# SHORT EXERCISE
Pull every line containing "Antiintrusión" from the entries.

(Stored dataset items)
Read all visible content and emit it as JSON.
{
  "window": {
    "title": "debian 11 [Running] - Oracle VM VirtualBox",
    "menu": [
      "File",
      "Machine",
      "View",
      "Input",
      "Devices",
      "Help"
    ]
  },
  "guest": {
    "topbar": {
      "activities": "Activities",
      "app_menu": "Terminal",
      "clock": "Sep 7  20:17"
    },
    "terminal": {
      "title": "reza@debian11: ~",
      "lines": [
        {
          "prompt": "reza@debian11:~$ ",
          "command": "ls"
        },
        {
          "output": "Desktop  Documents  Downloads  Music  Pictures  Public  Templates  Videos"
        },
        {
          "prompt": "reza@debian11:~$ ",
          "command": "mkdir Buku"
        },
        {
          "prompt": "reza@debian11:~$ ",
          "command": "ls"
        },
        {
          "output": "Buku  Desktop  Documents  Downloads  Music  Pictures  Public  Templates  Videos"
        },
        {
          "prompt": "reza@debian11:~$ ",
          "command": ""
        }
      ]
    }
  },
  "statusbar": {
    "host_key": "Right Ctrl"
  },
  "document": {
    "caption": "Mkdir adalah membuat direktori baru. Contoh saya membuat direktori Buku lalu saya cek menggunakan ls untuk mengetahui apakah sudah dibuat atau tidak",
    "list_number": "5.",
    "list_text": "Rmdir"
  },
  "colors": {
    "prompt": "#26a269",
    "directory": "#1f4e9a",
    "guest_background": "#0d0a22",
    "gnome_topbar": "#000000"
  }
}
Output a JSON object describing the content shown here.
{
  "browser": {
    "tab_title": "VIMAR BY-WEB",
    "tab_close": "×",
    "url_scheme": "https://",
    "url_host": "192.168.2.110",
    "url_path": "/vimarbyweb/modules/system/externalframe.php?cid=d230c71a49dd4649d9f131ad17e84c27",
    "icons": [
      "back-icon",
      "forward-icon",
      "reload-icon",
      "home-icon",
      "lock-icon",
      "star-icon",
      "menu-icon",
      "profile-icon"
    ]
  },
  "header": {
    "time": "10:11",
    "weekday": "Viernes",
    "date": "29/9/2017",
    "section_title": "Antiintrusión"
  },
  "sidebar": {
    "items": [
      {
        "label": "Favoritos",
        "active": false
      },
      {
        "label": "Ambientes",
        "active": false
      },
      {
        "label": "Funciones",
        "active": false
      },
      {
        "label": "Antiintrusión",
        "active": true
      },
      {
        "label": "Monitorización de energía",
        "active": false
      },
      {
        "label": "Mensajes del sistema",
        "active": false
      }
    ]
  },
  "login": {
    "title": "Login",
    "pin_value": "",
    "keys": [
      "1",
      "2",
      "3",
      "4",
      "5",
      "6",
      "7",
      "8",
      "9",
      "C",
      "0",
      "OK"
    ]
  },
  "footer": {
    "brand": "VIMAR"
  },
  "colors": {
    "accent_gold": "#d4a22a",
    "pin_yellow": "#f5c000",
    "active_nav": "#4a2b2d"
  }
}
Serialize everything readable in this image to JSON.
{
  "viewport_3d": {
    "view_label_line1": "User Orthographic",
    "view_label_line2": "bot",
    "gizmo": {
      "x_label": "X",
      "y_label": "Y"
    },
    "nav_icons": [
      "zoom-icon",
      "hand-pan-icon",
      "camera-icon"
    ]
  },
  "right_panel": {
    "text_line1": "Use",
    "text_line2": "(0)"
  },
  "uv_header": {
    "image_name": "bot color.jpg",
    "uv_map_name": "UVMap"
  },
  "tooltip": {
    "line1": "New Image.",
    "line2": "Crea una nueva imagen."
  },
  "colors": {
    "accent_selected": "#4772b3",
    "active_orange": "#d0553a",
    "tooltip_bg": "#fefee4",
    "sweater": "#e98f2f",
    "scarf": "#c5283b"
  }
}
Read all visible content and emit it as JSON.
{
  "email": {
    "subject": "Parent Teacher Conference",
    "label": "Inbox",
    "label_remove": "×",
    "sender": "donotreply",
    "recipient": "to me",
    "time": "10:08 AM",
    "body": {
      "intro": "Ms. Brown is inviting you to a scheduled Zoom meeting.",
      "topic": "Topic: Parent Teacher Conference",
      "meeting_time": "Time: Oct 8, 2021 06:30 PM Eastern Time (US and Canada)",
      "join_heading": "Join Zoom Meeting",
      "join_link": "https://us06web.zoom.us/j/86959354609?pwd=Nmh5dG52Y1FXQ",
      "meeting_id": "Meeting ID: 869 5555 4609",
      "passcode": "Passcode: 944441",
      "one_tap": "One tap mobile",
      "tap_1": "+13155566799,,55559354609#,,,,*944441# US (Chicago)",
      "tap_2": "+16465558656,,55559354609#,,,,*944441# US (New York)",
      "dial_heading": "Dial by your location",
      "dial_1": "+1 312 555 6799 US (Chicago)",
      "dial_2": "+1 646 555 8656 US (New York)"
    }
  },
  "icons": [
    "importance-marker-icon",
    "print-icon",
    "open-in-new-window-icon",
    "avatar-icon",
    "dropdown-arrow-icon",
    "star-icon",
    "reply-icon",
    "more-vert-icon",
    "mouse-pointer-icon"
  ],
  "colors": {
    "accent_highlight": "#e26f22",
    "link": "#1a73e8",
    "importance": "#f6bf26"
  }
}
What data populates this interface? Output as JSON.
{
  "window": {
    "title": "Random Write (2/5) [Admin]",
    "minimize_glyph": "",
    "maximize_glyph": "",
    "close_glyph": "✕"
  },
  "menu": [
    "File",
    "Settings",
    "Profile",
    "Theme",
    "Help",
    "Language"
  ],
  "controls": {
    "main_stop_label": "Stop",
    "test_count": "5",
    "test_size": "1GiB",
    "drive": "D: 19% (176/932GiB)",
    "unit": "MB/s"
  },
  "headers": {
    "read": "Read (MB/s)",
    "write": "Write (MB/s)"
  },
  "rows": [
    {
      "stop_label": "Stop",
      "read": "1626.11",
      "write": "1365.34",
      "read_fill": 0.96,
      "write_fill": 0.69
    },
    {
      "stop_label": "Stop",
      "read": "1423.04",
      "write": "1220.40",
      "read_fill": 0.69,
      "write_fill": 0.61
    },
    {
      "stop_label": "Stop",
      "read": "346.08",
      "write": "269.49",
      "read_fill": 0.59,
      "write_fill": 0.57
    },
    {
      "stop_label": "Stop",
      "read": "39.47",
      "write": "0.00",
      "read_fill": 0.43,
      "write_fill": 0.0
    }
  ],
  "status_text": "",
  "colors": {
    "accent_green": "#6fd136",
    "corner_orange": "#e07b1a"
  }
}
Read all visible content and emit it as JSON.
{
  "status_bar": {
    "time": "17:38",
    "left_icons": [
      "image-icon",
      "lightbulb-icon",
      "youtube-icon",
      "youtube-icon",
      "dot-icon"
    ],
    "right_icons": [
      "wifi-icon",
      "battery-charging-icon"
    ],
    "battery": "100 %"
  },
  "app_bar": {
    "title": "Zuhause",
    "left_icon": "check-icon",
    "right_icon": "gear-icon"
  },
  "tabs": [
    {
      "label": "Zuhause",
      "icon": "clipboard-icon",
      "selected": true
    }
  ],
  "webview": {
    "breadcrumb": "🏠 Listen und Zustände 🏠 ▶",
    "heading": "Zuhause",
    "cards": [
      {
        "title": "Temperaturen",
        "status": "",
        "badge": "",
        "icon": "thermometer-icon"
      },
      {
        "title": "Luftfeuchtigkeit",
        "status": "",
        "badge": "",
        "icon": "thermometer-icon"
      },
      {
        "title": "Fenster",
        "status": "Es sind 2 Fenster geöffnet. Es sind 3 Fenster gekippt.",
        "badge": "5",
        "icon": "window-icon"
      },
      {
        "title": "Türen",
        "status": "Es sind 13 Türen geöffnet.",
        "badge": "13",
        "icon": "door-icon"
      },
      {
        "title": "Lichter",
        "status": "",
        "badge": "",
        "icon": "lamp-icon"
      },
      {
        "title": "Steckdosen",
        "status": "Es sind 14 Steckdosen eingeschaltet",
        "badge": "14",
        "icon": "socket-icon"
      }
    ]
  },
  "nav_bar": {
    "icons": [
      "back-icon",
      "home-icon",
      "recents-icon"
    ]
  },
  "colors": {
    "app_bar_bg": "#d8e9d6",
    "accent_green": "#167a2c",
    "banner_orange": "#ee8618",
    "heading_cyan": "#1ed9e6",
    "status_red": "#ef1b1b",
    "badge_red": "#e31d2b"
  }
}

# ANSWER TO THIS PROBLEM
    "section_title": "Antiintrusión"
        "label": "Antiintrusión",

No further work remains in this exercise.